# EXERCISE DIRECTIONS
Extract, from the records beneath this instruction, each line that contains the word "treinen".

# RECORD LIST
========================================

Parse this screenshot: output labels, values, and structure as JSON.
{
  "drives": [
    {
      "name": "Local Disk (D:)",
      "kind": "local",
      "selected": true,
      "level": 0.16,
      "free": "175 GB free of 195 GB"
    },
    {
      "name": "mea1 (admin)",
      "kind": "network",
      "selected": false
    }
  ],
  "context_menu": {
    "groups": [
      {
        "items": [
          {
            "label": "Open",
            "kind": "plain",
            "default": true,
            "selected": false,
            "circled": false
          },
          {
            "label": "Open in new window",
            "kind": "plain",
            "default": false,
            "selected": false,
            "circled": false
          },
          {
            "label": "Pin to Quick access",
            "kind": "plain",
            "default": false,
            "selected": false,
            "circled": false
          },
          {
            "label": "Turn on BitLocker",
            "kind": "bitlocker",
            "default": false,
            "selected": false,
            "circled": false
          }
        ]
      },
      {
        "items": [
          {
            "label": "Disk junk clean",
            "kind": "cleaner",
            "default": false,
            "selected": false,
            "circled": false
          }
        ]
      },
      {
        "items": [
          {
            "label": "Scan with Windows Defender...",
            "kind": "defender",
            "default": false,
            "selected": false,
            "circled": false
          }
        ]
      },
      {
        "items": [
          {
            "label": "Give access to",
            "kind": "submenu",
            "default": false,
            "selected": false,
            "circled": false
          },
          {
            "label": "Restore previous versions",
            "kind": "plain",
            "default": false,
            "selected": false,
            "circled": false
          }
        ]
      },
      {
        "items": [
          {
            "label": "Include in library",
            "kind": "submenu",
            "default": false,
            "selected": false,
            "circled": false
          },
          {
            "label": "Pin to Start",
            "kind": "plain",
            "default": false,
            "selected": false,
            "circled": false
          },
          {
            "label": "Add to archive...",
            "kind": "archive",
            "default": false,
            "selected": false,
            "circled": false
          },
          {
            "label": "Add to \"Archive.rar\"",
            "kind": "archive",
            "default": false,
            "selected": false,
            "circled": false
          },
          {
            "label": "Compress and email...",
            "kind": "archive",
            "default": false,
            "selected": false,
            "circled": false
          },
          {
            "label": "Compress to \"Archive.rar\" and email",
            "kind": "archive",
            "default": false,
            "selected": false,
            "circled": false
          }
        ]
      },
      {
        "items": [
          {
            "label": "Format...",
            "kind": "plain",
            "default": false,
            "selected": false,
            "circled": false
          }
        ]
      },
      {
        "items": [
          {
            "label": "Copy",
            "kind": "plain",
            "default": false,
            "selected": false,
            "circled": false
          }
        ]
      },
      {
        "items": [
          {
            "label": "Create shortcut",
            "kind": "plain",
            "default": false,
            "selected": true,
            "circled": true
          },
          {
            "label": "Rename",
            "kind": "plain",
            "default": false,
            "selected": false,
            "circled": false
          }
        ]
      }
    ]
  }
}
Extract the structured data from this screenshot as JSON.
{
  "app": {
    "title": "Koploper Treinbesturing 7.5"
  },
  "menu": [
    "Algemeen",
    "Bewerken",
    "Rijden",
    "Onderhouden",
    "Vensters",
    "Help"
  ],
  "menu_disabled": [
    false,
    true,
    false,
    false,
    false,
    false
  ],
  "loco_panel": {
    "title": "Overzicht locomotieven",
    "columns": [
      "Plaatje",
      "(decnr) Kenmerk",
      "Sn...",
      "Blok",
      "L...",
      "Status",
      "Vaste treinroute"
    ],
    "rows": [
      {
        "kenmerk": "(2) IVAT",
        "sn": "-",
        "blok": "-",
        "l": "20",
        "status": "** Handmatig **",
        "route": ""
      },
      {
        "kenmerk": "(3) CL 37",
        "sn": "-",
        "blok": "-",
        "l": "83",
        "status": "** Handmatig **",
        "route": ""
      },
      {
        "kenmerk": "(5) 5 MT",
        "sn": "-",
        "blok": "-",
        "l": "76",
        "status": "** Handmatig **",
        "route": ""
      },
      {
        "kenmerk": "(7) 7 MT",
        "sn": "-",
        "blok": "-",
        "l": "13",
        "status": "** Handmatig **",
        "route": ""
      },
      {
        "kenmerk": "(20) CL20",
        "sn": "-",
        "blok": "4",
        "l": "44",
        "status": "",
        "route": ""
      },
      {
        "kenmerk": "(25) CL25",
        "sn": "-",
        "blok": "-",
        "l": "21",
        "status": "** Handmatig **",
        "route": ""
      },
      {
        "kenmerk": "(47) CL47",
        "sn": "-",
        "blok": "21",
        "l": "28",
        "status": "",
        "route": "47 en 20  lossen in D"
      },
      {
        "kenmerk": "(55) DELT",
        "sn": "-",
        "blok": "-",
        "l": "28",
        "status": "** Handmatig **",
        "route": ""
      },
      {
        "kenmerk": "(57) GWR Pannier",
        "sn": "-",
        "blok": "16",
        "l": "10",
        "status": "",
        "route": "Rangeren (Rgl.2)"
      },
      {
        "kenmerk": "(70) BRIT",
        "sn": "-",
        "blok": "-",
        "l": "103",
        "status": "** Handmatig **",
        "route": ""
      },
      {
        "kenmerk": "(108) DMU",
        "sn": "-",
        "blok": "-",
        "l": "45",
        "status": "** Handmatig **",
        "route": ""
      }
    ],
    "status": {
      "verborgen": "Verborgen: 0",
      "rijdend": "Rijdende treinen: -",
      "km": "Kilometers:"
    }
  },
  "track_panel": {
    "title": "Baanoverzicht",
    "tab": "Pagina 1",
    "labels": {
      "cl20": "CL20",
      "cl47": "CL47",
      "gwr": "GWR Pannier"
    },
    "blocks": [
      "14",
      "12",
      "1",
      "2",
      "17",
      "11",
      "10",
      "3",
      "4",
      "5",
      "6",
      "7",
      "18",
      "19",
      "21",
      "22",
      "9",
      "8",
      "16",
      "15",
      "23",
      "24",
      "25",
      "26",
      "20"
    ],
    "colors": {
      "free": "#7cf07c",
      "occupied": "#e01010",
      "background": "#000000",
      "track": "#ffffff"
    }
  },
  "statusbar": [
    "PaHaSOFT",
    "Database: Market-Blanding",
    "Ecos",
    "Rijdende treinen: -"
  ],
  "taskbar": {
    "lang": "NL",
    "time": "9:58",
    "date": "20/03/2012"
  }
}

========================================

# FULL OUTPUT
      "rijdend": "Rijdende treinen: -",
    "Rijdende treinen: -"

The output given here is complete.